• The request: Rewrite the entries from the first line through the line containing "point <box>776 467 786 477</box>", inclusive, renaming "study-label" to "citation-label" and leaving everything else unchanged.
··········
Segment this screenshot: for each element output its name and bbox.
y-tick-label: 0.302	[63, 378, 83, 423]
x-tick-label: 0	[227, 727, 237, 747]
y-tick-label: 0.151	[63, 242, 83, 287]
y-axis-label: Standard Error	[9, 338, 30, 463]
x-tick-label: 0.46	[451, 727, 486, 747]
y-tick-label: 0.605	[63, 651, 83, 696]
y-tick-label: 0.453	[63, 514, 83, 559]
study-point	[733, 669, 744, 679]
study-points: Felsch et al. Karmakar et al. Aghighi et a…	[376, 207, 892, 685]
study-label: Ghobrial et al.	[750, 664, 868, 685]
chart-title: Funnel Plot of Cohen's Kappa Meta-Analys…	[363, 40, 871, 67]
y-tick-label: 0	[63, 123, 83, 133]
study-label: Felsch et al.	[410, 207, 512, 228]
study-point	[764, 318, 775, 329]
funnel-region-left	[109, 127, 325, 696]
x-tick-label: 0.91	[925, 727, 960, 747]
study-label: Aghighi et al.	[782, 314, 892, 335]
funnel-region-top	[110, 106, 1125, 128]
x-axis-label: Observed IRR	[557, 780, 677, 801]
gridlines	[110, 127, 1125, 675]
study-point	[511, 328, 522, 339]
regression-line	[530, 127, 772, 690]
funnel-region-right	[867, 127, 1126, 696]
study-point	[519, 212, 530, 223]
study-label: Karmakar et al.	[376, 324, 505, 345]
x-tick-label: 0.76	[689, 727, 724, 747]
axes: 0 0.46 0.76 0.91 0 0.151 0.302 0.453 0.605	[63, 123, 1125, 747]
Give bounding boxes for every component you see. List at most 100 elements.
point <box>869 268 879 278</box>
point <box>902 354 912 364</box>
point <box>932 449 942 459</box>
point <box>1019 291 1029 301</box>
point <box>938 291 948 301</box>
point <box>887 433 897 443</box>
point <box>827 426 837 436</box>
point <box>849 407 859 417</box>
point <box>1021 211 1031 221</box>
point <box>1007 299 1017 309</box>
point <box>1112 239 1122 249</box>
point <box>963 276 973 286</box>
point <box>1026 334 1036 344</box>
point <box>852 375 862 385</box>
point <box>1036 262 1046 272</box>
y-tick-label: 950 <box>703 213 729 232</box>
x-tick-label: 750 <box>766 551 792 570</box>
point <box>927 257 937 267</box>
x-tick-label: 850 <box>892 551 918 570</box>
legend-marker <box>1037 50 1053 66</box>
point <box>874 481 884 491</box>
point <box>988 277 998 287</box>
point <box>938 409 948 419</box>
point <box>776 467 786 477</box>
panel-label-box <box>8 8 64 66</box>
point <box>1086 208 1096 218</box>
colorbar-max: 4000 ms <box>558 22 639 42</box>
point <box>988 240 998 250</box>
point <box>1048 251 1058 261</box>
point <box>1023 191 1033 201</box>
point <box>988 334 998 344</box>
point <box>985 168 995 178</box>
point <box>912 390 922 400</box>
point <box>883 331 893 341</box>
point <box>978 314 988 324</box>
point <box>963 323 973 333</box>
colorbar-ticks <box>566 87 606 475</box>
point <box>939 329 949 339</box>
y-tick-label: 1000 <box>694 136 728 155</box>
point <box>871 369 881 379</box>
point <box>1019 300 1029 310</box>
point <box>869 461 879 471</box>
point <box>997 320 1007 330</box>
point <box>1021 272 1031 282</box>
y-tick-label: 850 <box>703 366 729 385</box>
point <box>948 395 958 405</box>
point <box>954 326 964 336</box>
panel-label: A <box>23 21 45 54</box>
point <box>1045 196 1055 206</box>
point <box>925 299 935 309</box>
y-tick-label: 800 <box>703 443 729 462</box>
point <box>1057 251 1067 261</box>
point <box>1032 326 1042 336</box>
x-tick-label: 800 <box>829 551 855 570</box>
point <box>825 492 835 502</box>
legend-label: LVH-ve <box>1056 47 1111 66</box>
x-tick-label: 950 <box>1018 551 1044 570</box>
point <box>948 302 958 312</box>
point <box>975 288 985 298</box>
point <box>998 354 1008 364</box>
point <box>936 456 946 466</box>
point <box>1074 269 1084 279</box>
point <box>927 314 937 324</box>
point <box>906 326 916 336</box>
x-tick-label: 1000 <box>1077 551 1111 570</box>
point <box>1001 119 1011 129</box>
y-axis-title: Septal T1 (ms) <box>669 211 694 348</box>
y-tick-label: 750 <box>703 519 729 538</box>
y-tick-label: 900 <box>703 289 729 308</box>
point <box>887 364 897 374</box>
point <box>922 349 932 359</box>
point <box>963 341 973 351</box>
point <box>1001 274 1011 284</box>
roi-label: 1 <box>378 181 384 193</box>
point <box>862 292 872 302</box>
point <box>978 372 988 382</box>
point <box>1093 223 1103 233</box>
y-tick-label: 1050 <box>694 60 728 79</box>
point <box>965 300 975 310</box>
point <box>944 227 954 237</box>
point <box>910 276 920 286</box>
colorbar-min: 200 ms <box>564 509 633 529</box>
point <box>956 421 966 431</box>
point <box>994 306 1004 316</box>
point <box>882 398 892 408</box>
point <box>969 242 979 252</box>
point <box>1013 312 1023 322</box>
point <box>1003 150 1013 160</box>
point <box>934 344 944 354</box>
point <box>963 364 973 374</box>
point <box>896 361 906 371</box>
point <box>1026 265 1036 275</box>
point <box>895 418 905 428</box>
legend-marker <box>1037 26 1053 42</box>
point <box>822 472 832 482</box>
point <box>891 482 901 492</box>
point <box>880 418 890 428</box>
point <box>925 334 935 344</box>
··········
• Complete answer:
Segment this screenshot: for each element output its name and bbox.
y-tick-label: 0.302	[63, 378, 83, 423]
x-tick-label: 0	[227, 727, 237, 747]
y-tick-label: 0.151	[63, 242, 83, 287]
y-axis-label: Standard Error	[9, 338, 30, 463]
x-tick-label: 0.46	[451, 727, 486, 747]
y-tick-label: 0.605	[63, 651, 83, 696]
y-tick-label: 0.453	[63, 514, 83, 559]
study-point	[733, 669, 744, 679]
study-points: Felsch et al. Karmakar et al. Aghighi et a…	[376, 207, 892, 685]
citation-label: Ghobrial et al.	[750, 664, 868, 685]
chart-title: Funnel Plot of Cohen's Kappa Meta-Analys…	[363, 40, 871, 67]
y-tick-label: 0	[63, 123, 83, 133]
citation-label: Felsch et al.	[410, 207, 512, 228]
study-point	[764, 318, 775, 329]
funnel-region-left	[109, 127, 325, 696]
x-tick-label: 0.91	[925, 727, 960, 747]
citation-label: Aghighi et al.	[782, 314, 892, 335]
funnel-region-top	[110, 106, 1125, 128]
x-axis-label: Observed IRR	[557, 780, 677, 801]
gridlines	[110, 127, 1125, 675]
study-point	[511, 328, 522, 339]
regression-line	[530, 127, 772, 690]
funnel-region-right	[867, 127, 1126, 696]
study-point	[519, 212, 530, 223]
citation-label: Karmakar et al.	[376, 324, 505, 345]
x-tick-label: 0.76	[689, 727, 724, 747]
axes: 0 0.46 0.76 0.91 0 0.151 0.302 0.453 0.605	[63, 123, 1125, 747]
Give bounding boxes for every component you see. List at most 100 elements.
point <box>869 268 879 278</box>
point <box>902 354 912 364</box>
point <box>932 449 942 459</box>
point <box>1019 291 1029 301</box>
point <box>938 291 948 301</box>
point <box>887 433 897 443</box>
point <box>827 426 837 436</box>
point <box>849 407 859 417</box>
point <box>1021 211 1031 221</box>
point <box>1007 299 1017 309</box>
point <box>1112 239 1122 249</box>
point <box>963 276 973 286</box>
point <box>1026 334 1036 344</box>
point <box>852 375 862 385</box>
point <box>1036 262 1046 272</box>
y-tick-label: 950 <box>703 213 729 232</box>
x-tick-label: 750 <box>766 551 792 570</box>
point <box>927 257 937 267</box>
x-tick-label: 850 <box>892 551 918 570</box>
legend-marker <box>1037 50 1053 66</box>
point <box>874 481 884 491</box>
point <box>988 277 998 287</box>
point <box>938 409 948 419</box>
point <box>776 467 786 477</box>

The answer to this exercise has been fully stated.